* **REQUEST**:
Drop every picture and give the entries back exactly.
<<<<
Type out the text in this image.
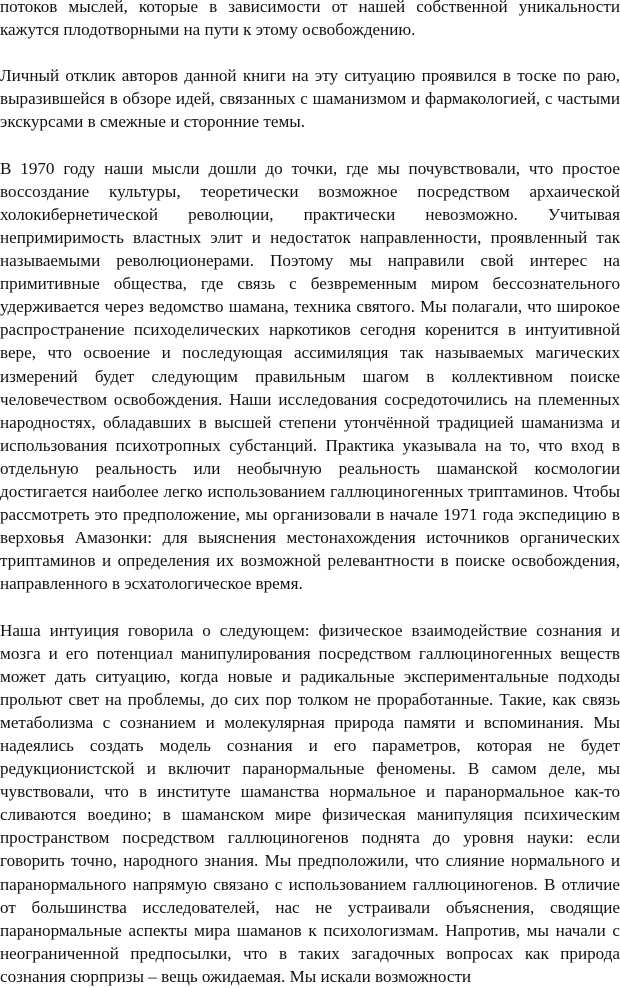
потоков мыслей, которые в зависимости от нашей собственной уникальности кажутся плодотворными на пути к этому освобождению.

Личный отклик авторов данной книги на эту ситуацию проявился в тоске по раю, выразившейся в обзоре идей, связанных с шаманизмом и фармакологией, с частыми экскурсами в смежные и сторонние темы.

В 1970 году наши мысли дошли до точки, где мы почувствовали, что простое воссоздание культуры, теоретически возможное посредством архаической холокибернетической революции, практически невозможно. Учитывая непримиримость властных элит и недостаток направленности, проявленный так называемыми революционерами. Поэтому мы направили свой интерес на примитивные общества, где связь с безвременным миром бессознательного удерживается через ведомство шамана, техника святого. Мы полагали, что широкое распространение психоделических наркотиков сегодня коренится в интуитивной вере, что освоение и последующая ассимиляция так называемых магических измерений будет следующим правильным шагом в коллективном поиске человечеством освобождения. Наши исследования сосредоточились на племенных народностях, обладавших в высшей степени утончённой традицией шаманизма и использования психотропных субстанций. Практика указывала на то, что вход в отдельную реальность или необычную реальность шаманской космологии достигается наиболее легко использованием галлюциногенных триптаминов. Чтобы рассмотреть это предположение, мы организовали в начале 1971 года экспедицию в верховья Амазонки: для выяснения местонахождения источников органических триптаминов и определения их возможной релевантности в поиске освобождения, направленного в эсхатологическое время.

Наша интуиция говорила о следующем: физическое взаимодействие сознания и мозга и его потенциал манипулирования посредством галлюциногенных веществ может дать ситуацию, когда новые и радикальные экспериментальные подходы прольют свет на проблемы, до сих пор толком не проработанные. Такие, как связь метаболизма с сознанием и молекулярная природа памяти и вспоминания. Мы надеялись создать модель сознания и его параметров, которая не будет редукционистской и включит паранормальные феномены. В самом деле, мы чувствовали, что в институте шаманства нормальное и паранормальное как-то сливаются воедино; в шаманском мире физическая манипуляция психическим пространством посредством галлюциногенов поднята до уровня науки: если говорить точно, народного знания. Мы предположили, что слияние нормального и паранормального напрямую связано с использованием галлюциногенов. В отличие от большинства исследователей, нас не устраивали объяснения, сводящие паранормальные аспекты мира шаманов к психологизмам. Напротив, мы начали с неограниченной предпосылки, что в таких загадочных вопросах как природа сознания сюрпризы – вещь ожидаемая. Мы искали возможности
>>>>
* **RESULT OF THE TASK**:
Type out the text in this image.
потоков мыслей, которые в зависимости от нашей собственной уникальности кажутся плодотворными на пути к этому освобождению.

Личный отклик авторов данной книги на эту ситуацию проявился в тоске по раю, выразившейся в обзоре идей, связанных с шаманизмом и фармакологией, с частыми экскурсами в смежные и сторонние темы.

В 1970 году наши мысли дошли до точки, где мы почувствовали, что простое воссоздание культуры, теоретически возможное посредством архаической холокибернетической революции, практически невозможно. Учитывая непримиримость властных элит и недостаток направленности, проявленный так называемыми революционерами. Поэтому мы направили свой интерес на примитивные общества, где связь с безвременным миром бессознательного удерживается через ведомство шамана, техника святого. Мы полагали, что широкое распространение психоделических наркотиков сегодня коренится в интуитивной вере, что освоение и последующая ассимиляция так называемых магических измерений будет следующим правильным шагом в коллективном поиске человечеством освобождения. Наши исследования сосредоточились на племенных народностях, обладавших в высшей степени утончённой традицией шаманизма и использования психотропных субстанций. Практика указывала на то, что вход в отдельную реальность или необычную реальность шаманской космологии достигается наиболее легко использованием галлюциногенных триптаминов. Чтобы рассмотреть это предположение, мы организовали в начале 1971 года экспедицию в верховья Амазонки: для выяснения местонахождения источников органических триптаминов и определения их возможной релевантности в поиске освобождения, направленного в эсхатологическое время.

Наша интуиция говорила о следующем: физическое взаимодействие сознания и мозга и его потенциал манипулирования посредством галлюциногенных веществ может дать ситуацию, когда новые и радикальные экспериментальные подходы прольют свет на проблемы, до сих пор толком не проработанные. Такие, как связь метаболизма с сознанием и молекулярная природа памяти и вспоминания. Мы надеялись создать модель сознания и его параметров, которая не будет редукционистской и включит паранормальные феномены. В самом деле, мы чувствовали, что в институте шаманства нормальное и паранормальное как-то сливаются воедино; в шаманском мире физическая манипуляция психическим пространством посредством галлюциногенов поднята до уровня науки: если говорить точно, народного знания. Мы предположили, что слияние нормального и паранормального напрямую связано с использованием галлюциногенов. В отличие от большинства исследователей, нас не устраивали объяснения, сводящие паранормальные аспекты мира шаманов к психологизмам. Напротив, мы начали с неограниченной предпосылки, что в таких загадочных вопросах как природа сознания сюрпризы – вещь ожидаемая. Мы искали возможности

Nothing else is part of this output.